(WHAT YOU ARE ASKED TO DO) Present the records as a numbered list, running from their first line through the line containing "y-tick-label: 8: [225, 28, 233, 44]", and leave out any blank lines.

(SUPPLIED RECORDS)
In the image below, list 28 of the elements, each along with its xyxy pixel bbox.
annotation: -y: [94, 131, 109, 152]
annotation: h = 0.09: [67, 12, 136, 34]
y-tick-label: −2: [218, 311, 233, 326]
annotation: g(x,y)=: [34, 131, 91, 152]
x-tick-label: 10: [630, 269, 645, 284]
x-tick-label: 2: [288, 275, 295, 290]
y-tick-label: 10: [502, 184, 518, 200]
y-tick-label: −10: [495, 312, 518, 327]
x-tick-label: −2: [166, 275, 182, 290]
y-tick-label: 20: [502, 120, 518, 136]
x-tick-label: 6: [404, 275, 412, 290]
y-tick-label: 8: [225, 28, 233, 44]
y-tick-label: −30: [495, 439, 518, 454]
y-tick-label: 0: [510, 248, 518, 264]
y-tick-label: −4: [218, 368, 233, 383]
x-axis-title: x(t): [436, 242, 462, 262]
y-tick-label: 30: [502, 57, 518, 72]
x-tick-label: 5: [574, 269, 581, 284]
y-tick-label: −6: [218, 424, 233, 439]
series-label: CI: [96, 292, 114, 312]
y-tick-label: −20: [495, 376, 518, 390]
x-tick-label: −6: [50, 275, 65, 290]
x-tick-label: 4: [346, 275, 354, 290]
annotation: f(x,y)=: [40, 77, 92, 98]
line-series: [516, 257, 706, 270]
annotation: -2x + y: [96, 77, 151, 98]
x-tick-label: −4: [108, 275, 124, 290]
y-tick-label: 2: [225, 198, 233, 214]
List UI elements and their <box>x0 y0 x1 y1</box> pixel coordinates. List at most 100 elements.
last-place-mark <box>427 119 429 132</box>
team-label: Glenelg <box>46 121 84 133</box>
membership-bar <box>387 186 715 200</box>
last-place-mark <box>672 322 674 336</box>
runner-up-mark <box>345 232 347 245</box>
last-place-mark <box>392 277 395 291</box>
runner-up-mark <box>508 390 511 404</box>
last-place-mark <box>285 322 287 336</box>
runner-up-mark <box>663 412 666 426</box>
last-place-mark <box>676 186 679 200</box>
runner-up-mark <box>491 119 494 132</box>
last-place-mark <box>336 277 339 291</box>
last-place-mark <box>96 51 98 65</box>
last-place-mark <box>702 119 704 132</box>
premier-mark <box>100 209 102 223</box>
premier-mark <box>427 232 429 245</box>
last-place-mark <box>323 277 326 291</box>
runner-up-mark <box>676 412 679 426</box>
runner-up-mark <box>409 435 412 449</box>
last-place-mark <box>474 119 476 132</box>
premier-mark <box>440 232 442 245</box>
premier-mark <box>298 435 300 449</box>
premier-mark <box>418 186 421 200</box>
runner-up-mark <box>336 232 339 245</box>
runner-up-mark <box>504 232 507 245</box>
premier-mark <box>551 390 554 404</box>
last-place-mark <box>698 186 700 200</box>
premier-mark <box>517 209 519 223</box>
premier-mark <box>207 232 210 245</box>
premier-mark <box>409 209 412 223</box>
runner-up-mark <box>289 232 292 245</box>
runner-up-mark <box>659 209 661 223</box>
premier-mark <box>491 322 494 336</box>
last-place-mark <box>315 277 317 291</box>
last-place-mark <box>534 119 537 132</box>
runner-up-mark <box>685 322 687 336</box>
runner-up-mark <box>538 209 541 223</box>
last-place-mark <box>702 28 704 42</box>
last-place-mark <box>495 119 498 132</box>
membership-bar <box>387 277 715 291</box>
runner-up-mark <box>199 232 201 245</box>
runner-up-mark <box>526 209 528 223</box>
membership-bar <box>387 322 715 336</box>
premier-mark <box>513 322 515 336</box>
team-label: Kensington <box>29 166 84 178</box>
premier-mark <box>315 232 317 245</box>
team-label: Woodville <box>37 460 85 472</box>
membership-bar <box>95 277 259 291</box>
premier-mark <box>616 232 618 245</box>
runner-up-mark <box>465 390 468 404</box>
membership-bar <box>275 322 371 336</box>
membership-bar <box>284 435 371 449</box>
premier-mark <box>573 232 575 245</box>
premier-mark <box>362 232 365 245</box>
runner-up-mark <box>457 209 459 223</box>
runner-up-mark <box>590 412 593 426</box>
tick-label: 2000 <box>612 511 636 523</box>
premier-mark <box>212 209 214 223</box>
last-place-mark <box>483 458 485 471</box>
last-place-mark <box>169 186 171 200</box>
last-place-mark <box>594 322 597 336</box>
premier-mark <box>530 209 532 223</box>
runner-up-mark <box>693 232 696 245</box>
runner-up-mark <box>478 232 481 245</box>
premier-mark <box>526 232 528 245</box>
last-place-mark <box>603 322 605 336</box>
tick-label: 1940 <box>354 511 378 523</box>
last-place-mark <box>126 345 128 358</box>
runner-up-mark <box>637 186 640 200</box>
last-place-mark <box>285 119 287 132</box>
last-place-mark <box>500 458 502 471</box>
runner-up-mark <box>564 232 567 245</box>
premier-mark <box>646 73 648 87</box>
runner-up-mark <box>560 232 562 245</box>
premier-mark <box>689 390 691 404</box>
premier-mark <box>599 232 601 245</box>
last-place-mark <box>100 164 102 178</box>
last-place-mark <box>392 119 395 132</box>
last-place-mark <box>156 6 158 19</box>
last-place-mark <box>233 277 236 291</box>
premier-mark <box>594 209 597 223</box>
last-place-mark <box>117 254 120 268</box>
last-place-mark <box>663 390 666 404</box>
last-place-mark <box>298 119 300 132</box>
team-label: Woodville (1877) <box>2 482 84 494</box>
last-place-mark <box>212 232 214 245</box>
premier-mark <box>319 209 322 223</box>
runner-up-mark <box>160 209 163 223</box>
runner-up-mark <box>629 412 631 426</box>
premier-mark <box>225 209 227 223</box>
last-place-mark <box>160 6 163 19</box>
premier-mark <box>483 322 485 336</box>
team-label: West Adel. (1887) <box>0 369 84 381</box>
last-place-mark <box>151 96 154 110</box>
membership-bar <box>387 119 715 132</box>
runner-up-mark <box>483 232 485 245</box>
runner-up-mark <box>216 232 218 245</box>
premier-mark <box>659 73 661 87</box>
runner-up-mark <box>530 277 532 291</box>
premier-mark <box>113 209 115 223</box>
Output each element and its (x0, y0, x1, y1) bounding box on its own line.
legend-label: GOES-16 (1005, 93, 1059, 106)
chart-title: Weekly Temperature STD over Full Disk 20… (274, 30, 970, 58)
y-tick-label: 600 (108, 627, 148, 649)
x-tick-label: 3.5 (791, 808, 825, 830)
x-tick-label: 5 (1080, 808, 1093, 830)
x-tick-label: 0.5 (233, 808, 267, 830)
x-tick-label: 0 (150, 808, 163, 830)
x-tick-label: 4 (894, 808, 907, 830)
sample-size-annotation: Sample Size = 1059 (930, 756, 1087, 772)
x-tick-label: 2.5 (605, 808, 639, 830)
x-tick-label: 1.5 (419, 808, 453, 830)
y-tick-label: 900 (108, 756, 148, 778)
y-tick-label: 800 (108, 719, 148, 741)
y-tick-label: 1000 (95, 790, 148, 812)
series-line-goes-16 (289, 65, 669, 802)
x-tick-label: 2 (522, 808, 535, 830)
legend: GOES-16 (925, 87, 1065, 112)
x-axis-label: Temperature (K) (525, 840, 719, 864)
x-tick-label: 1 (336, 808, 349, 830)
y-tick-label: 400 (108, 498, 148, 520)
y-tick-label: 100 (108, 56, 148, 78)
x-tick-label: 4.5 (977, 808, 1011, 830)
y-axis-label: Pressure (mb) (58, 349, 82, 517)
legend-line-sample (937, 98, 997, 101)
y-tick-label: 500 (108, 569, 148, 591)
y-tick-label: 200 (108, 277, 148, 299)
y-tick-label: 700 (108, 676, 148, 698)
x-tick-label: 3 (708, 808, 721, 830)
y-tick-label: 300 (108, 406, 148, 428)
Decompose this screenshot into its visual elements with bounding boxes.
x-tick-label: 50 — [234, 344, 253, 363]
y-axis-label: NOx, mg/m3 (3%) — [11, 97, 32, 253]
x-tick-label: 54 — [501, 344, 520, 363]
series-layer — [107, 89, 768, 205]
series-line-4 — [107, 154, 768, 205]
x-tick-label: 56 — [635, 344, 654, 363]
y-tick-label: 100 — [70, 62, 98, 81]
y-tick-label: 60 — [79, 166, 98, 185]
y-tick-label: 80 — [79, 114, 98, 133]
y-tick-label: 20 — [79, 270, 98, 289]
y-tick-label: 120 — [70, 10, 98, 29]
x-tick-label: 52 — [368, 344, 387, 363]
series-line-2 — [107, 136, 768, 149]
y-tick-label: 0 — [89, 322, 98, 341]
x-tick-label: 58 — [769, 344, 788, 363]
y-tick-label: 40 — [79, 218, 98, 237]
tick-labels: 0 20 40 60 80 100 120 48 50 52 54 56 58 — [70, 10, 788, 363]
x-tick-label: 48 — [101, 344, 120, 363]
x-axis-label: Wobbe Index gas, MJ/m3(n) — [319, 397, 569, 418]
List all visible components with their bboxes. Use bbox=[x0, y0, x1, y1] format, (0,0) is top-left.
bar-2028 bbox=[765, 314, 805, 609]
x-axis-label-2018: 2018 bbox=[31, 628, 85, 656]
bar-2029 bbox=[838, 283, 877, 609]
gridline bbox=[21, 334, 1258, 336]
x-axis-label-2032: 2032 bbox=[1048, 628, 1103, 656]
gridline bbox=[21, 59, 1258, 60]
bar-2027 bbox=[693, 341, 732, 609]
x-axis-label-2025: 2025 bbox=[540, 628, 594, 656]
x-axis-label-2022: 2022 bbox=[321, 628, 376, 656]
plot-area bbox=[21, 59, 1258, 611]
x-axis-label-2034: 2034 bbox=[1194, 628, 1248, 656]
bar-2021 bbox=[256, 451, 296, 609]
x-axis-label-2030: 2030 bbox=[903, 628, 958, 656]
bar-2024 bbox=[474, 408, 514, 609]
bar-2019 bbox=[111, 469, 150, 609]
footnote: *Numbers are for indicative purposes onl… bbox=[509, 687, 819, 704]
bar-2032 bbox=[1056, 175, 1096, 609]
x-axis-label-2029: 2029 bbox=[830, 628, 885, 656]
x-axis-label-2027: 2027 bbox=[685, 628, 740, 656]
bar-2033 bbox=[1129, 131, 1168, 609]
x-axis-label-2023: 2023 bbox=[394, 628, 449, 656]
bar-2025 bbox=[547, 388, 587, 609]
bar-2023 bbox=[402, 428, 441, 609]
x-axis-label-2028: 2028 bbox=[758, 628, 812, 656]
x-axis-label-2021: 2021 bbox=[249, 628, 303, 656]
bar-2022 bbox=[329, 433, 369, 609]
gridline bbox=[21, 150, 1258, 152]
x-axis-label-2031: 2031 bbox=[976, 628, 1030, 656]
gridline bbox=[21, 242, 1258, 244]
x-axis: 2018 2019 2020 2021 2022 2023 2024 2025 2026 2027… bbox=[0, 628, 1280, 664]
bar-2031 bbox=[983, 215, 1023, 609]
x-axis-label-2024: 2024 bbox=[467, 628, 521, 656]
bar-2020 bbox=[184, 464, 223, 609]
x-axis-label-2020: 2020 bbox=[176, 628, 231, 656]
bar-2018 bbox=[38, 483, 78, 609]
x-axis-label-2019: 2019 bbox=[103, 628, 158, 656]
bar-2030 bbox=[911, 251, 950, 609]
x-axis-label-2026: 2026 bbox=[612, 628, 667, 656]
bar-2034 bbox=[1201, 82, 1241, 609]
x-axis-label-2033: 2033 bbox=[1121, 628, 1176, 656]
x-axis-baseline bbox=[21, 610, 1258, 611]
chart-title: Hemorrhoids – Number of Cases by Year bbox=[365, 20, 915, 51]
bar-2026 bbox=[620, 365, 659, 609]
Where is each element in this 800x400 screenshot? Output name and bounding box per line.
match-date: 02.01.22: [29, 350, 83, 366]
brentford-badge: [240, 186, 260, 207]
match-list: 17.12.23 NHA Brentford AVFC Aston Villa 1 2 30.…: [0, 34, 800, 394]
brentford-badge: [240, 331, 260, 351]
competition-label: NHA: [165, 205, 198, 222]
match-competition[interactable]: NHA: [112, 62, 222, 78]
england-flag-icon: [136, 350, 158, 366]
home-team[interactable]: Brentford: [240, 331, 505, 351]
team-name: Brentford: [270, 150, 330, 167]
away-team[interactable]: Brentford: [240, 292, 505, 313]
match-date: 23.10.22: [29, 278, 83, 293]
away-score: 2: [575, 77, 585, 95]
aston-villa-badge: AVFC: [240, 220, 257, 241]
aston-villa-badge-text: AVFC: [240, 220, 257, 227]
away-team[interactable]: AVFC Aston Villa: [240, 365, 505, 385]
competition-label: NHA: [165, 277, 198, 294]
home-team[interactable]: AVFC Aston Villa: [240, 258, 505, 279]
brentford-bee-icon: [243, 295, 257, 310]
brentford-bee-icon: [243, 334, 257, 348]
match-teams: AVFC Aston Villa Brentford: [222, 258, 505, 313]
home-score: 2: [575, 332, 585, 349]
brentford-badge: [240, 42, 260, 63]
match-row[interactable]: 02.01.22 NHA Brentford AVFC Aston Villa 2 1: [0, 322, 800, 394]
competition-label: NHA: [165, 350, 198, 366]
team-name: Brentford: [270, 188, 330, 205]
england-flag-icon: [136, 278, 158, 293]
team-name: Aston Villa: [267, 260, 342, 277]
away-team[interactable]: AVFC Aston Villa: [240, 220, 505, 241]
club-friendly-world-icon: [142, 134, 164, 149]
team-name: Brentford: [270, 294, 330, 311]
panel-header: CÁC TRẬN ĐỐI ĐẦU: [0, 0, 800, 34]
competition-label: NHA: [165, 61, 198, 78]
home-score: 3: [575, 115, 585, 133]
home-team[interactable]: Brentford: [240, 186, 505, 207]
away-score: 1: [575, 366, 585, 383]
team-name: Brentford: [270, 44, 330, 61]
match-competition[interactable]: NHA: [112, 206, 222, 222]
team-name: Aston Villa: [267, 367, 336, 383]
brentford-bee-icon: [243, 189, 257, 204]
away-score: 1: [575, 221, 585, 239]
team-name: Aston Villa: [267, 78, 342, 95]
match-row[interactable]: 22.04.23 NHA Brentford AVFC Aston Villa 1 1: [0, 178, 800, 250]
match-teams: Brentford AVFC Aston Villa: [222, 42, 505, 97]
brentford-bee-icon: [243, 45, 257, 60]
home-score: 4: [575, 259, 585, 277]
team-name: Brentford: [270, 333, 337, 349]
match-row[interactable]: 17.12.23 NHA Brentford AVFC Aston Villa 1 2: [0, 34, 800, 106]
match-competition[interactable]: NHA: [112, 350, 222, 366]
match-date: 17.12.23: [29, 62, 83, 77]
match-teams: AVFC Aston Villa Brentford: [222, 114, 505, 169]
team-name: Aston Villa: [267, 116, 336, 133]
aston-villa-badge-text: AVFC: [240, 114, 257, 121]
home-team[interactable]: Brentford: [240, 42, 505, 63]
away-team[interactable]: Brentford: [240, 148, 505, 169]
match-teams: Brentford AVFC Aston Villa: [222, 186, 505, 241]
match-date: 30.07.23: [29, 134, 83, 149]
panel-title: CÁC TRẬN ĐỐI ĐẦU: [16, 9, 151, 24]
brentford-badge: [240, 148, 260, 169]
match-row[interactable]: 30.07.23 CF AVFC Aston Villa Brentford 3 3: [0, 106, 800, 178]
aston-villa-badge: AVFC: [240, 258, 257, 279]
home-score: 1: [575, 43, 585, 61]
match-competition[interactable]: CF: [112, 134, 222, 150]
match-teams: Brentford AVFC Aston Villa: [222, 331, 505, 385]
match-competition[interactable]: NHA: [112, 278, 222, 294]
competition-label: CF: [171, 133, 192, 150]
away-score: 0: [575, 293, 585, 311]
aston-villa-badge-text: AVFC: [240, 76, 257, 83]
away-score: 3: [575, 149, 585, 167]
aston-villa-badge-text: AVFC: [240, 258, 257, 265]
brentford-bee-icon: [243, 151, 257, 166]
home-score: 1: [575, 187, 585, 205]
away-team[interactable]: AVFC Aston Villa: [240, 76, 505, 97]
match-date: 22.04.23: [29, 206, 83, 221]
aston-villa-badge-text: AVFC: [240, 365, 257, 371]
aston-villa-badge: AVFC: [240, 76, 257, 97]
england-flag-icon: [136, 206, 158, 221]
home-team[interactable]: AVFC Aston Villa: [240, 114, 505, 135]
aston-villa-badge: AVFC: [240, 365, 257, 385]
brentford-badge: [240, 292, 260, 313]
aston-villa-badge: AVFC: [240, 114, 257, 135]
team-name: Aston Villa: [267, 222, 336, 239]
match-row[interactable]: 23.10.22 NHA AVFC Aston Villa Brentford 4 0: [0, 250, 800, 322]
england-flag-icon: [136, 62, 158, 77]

(RESULT OF THIS TASK)
1. In the image below, list 28 of the elements, each along with its xyxy pixel bbox.
2. annotation: -y: [94, 131, 109, 152]
3. annotation: h = 0.09: [67, 12, 136, 34]
4. y-tick-label: −2: [218, 311, 233, 326]
5. annotation: g(x,y)=: [34, 131, 91, 152]
6. x-tick-label: 10: [630, 269, 645, 284]
7. x-tick-label: 2: [288, 275, 295, 290]
8. y-tick-label: 10: [502, 184, 518, 200]
9. y-tick-label: −10: [495, 312, 518, 327]
10. x-tick-label: −2: [166, 275, 182, 290]
11. y-tick-label: 20: [502, 120, 518, 136]
12. x-tick-label: 6: [404, 275, 412, 290]
13. y-tick-label: 8: [225, 28, 233, 44]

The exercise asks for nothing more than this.